## [Consigne 1]
Recopiez à l'identique le passage de l'extrait qui commence à « ROMANE BOHRINGER : Le » et se termine à « et Emmanuel Jessua. ».
## [Consigne 2]
Dressez la liste complète des personnes réelles nommées dans l'extrait, en excluant les personnages de théâtre.

ROMANE BOHRINGER : Le metteur en scène Christophe Perton est venu me chercher. Je ne le connaissais pas. Il m'a convaincue malgré mon inquiétude. Jean Cocteau et ce texte magnifique qu'est Le Bel Indifférent m'apparaissent toujours comme une exigence de dépassement. Christophe Perton a conçu une adaptation particulière en s'inspirant d'une version inédite en vers, et d'autres textes, encore, avec une composition musicale de Maurice Marius et Emmanuel Jessua.

RICHARD BOHRINGER : C'est Romane qui a voulu que je sois là, non loin d'elle. Nous sommes particulièrement attachés au Théâtre de l'Atelier, car nous y avons joué ensemble J'avais un beau ballon rouge, en 2015, le texte d'une Italienne, Angela Dematté. Romane était Mara, une jeune femme des Brigades rouges. Moi, son père. Un homme simple qui tentait de raisonner une terroriste...

Qu'est-ce qui vous a décidés, l'un et l'autre ?

## [Lignes de données]
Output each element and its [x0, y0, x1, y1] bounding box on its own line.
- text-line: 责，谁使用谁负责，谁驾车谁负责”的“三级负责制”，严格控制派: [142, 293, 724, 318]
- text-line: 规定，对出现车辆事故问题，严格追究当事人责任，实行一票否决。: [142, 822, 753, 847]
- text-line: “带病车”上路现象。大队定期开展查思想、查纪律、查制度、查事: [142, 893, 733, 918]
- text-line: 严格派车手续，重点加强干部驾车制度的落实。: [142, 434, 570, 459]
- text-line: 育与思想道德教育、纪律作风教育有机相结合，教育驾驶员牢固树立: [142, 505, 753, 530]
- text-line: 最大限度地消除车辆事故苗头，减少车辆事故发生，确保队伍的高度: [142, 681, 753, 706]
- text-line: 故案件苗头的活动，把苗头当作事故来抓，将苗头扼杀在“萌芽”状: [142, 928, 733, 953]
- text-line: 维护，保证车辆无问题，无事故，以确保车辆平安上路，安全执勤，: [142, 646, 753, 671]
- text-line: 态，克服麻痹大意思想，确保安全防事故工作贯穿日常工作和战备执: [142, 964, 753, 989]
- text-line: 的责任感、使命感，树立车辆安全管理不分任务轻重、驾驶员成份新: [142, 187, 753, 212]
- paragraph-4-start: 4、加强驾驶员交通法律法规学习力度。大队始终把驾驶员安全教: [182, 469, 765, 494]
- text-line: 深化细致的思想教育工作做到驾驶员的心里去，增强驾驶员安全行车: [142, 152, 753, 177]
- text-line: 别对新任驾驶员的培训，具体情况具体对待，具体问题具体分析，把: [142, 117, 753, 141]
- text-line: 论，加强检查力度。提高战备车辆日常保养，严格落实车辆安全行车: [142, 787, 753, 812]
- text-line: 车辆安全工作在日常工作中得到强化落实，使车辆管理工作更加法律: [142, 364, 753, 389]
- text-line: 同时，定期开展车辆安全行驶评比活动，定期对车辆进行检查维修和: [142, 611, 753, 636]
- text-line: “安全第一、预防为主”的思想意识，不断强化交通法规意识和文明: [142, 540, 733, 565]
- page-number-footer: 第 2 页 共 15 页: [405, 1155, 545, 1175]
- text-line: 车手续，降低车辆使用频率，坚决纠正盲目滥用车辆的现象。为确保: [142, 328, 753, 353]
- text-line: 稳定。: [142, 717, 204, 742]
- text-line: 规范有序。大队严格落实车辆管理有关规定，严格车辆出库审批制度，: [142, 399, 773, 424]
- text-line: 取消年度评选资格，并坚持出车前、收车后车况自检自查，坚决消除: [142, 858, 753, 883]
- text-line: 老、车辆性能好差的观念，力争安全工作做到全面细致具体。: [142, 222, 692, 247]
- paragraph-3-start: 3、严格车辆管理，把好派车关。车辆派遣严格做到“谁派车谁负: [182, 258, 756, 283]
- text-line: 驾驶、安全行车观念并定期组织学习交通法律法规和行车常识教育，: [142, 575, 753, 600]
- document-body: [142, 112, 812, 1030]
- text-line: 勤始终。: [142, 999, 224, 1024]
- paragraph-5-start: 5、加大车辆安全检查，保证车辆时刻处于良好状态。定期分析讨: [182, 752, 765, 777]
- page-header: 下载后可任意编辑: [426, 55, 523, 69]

## [Réponse rédigée 1]
ROMANE BOHRINGER : Le metteur en scène Christophe Perton est venu me chercher. Je ne le connaissais pas. Il m'a convaincue malgré mon inquiétude. Jean Cocteau et ce texte magnifique qu'est Le Bel Indifférent m'apparaissent toujours comme une exigence de dépassement. Christophe Perton a conçu une adaptation particulière en s'inspirant d'une version inédite en vers, et d'autres textes, encore, avec une composition musicale de Maurice Marius et Emmanuel Jessua.

## [Réponse rédigée 2]
- Romane Bohringer
- Christophe Perton
- Jean Cocteau
- Maurice Marius
- Emmanuel Jessua
- Richard Bohringer
- Angela Dematté